— What you should do —
Say how many lines contain "disorder", using only the number.

— Records supplied —

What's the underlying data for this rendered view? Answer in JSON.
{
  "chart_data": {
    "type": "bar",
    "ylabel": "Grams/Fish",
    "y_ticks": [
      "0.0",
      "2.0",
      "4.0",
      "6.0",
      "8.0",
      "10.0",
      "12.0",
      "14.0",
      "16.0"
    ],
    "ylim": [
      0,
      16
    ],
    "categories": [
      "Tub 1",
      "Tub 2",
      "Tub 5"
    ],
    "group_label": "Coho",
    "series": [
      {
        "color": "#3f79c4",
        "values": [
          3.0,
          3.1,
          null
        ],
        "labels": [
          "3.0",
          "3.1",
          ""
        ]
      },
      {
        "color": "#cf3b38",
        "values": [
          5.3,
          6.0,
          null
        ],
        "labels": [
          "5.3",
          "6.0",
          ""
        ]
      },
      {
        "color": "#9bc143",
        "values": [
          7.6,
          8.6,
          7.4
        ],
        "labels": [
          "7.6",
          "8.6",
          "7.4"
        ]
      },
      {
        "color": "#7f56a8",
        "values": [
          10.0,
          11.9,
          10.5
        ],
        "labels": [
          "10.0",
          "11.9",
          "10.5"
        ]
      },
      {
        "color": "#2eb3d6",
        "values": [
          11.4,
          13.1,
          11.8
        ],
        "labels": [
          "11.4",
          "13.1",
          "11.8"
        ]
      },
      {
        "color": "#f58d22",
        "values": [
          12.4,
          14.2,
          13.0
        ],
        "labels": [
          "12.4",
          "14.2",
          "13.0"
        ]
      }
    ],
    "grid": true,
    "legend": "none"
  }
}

--

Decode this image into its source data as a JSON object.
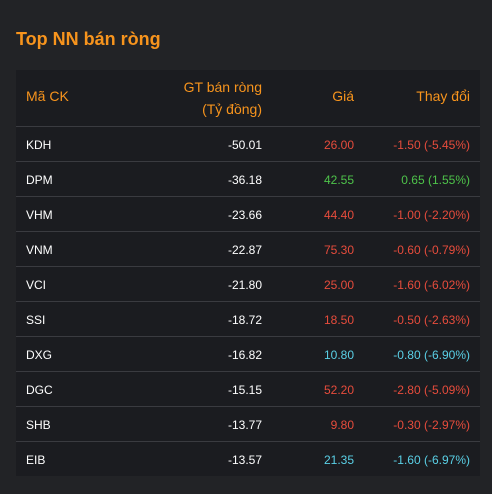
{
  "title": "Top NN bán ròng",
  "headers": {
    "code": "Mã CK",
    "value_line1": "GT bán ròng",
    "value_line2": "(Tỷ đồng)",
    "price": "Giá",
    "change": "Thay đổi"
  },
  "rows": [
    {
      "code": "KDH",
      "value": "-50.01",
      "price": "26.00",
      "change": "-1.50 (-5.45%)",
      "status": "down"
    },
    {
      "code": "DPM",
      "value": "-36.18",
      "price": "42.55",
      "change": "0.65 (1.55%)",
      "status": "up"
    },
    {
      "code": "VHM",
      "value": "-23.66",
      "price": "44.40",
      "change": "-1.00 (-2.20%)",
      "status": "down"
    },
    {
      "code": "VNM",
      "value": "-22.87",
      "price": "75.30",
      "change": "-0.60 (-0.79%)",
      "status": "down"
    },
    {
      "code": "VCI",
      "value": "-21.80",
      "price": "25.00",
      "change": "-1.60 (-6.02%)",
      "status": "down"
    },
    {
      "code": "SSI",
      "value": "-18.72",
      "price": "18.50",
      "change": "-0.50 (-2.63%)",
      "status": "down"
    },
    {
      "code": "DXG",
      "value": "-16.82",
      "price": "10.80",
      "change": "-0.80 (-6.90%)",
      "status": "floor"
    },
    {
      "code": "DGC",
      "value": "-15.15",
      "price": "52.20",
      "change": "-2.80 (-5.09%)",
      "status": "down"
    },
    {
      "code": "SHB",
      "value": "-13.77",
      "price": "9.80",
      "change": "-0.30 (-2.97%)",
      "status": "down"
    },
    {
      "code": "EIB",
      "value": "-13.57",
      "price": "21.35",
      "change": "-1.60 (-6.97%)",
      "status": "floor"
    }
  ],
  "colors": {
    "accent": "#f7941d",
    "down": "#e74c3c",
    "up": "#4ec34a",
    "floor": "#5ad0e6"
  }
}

...

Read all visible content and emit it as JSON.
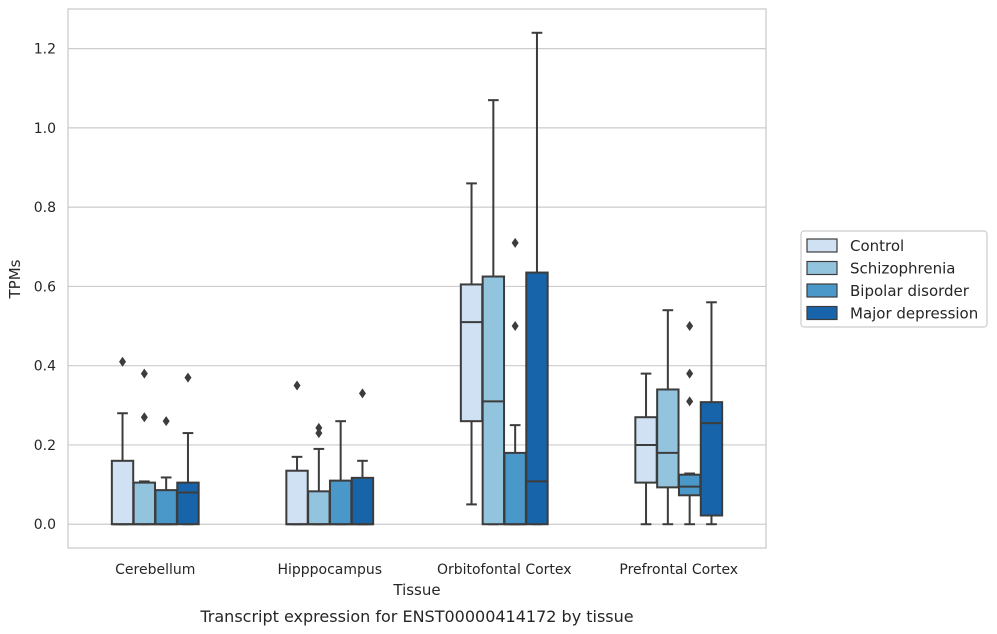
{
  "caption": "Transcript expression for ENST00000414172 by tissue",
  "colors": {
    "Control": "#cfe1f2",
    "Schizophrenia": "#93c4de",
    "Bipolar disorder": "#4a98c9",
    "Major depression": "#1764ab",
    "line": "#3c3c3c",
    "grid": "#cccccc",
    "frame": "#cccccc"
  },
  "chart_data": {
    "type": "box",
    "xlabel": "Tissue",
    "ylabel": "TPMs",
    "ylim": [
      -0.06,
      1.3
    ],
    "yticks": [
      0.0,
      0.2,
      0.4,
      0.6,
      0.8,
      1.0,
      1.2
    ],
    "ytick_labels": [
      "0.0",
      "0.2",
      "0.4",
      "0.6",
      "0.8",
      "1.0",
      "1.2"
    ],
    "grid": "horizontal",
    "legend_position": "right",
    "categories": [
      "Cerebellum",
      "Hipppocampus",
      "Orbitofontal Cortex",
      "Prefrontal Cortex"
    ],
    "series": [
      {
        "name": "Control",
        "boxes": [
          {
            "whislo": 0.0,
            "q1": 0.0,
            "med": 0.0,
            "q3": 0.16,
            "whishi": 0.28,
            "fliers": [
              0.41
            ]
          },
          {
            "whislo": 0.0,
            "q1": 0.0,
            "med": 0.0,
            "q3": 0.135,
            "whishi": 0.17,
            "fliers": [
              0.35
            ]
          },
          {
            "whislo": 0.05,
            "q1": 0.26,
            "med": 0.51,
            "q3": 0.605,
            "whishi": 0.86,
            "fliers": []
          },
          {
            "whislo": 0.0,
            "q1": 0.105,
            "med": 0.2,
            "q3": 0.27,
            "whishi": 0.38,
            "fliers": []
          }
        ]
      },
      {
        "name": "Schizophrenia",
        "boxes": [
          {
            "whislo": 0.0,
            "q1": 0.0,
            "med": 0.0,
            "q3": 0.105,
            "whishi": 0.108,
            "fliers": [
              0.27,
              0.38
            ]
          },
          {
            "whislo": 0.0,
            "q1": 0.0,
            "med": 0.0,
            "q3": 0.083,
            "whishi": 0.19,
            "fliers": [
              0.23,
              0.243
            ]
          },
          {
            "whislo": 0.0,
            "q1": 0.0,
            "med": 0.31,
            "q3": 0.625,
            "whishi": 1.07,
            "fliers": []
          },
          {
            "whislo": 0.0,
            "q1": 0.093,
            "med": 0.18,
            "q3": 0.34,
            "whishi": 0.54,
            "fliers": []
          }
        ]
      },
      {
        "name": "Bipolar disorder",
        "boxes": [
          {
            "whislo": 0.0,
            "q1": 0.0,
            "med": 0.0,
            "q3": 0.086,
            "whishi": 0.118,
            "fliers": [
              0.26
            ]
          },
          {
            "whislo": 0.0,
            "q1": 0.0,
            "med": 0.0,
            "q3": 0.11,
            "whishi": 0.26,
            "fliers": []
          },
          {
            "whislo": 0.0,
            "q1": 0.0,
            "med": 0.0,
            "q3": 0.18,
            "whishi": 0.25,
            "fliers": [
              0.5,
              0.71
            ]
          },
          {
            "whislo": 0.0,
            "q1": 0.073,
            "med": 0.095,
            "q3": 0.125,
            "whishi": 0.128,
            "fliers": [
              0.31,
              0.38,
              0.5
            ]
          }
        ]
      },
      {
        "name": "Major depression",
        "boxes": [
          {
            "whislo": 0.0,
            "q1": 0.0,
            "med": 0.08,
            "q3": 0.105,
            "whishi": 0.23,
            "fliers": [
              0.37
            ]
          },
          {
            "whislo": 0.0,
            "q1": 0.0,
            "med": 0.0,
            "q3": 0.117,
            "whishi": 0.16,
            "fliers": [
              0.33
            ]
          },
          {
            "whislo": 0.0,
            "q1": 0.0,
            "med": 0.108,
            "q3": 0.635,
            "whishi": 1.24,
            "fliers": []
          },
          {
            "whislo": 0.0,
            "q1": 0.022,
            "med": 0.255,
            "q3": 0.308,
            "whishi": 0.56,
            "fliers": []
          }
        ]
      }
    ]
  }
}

— Correct response —
2